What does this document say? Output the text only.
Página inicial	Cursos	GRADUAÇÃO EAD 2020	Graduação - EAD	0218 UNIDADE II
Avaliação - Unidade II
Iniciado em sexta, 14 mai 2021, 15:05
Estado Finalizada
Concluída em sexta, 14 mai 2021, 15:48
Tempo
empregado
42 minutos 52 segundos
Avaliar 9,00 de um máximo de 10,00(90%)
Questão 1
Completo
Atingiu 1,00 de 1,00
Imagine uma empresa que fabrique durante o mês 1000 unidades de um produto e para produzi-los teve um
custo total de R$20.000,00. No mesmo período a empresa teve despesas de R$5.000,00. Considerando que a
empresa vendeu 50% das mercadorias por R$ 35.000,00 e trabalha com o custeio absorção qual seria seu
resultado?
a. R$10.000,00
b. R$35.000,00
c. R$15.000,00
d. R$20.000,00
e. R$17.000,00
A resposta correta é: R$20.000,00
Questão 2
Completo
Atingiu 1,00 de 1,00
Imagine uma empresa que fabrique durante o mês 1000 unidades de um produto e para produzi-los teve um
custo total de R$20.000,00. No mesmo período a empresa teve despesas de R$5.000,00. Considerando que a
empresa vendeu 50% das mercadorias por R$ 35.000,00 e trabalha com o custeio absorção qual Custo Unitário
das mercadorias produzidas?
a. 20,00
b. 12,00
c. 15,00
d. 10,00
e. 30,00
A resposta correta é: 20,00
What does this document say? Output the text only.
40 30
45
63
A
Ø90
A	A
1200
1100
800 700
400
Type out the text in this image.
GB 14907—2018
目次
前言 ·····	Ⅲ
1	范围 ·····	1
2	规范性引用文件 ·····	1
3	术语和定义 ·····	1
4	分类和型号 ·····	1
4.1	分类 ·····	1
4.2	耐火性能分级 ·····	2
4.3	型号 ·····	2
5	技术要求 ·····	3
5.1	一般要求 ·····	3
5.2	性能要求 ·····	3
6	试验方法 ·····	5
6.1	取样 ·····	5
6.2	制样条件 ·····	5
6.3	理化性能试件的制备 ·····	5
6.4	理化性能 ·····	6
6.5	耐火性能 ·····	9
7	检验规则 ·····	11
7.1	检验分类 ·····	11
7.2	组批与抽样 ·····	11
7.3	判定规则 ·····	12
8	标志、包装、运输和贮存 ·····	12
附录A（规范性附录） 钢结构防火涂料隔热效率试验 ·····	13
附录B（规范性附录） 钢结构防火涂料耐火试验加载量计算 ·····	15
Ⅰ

● WHAT TO WORK ON: Give the number of lines in the listing above that contain "resposta", and nothing else.

● PROBLEM SOLUTION: 2